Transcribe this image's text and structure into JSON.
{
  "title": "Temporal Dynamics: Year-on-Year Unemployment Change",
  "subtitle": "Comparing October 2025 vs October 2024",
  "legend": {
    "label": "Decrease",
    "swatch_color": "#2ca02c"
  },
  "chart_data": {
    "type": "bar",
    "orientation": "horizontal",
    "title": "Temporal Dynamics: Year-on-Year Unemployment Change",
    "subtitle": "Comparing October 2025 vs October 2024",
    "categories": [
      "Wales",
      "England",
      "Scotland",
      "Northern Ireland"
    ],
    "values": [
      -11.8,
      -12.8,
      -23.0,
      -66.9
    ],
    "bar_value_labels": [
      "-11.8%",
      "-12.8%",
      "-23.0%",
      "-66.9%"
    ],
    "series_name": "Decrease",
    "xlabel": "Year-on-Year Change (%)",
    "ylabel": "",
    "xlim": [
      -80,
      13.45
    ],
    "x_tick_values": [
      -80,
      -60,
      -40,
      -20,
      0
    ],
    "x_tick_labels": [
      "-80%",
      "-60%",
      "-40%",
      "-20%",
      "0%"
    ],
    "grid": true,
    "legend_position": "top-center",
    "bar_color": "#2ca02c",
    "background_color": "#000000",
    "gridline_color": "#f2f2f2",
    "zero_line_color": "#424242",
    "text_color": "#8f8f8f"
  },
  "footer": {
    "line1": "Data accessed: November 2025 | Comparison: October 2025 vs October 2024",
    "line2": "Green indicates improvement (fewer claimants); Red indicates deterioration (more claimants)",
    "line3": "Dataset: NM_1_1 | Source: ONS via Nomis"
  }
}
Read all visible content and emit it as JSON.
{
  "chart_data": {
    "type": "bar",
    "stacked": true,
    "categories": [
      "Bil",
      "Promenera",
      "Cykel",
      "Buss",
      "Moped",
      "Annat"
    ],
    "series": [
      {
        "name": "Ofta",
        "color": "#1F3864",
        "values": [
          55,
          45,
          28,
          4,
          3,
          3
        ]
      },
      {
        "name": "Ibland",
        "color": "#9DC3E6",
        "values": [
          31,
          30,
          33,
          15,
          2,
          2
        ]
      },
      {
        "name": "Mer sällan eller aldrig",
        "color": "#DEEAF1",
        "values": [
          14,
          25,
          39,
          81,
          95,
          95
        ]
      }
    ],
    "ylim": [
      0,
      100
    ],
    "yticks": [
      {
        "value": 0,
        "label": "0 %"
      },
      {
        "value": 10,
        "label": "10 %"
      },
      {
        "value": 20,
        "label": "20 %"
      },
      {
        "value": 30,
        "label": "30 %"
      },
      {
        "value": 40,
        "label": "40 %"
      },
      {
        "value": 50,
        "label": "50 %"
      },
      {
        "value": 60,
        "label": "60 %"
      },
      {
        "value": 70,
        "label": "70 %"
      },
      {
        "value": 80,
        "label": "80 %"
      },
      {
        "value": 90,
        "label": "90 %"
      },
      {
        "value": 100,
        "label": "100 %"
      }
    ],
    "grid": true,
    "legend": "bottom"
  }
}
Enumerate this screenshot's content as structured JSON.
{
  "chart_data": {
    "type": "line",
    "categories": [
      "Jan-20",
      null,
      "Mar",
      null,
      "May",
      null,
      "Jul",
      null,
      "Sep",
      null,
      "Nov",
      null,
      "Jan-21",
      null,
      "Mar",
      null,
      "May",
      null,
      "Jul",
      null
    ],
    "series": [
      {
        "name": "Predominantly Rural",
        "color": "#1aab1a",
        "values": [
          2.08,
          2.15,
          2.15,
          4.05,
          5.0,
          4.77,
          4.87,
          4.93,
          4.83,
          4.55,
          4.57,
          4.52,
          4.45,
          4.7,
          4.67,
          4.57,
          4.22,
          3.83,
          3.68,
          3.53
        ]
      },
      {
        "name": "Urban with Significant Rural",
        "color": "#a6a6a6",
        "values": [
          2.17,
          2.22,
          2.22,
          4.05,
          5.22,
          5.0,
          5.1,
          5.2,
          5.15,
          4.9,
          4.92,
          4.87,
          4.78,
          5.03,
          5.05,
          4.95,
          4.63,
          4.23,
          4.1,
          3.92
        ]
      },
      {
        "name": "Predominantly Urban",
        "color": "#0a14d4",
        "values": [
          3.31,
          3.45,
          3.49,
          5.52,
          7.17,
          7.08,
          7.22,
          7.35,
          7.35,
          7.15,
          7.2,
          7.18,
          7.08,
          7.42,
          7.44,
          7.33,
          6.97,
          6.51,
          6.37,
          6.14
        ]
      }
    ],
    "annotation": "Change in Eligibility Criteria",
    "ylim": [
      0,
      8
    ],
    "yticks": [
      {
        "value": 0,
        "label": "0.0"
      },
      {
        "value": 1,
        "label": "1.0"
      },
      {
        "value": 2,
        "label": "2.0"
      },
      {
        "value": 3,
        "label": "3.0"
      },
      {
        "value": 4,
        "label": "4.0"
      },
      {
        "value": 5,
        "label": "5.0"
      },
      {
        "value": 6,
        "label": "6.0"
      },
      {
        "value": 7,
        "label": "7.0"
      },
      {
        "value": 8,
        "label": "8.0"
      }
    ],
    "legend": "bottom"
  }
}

━━━

Reproduce each line holding the word "Dynamics".

  "title": "Temporal Dynamics: Year-on-Year Unemployment Change",
    "title": "Temporal Dynamics: Year-on-Year Unemployment Change",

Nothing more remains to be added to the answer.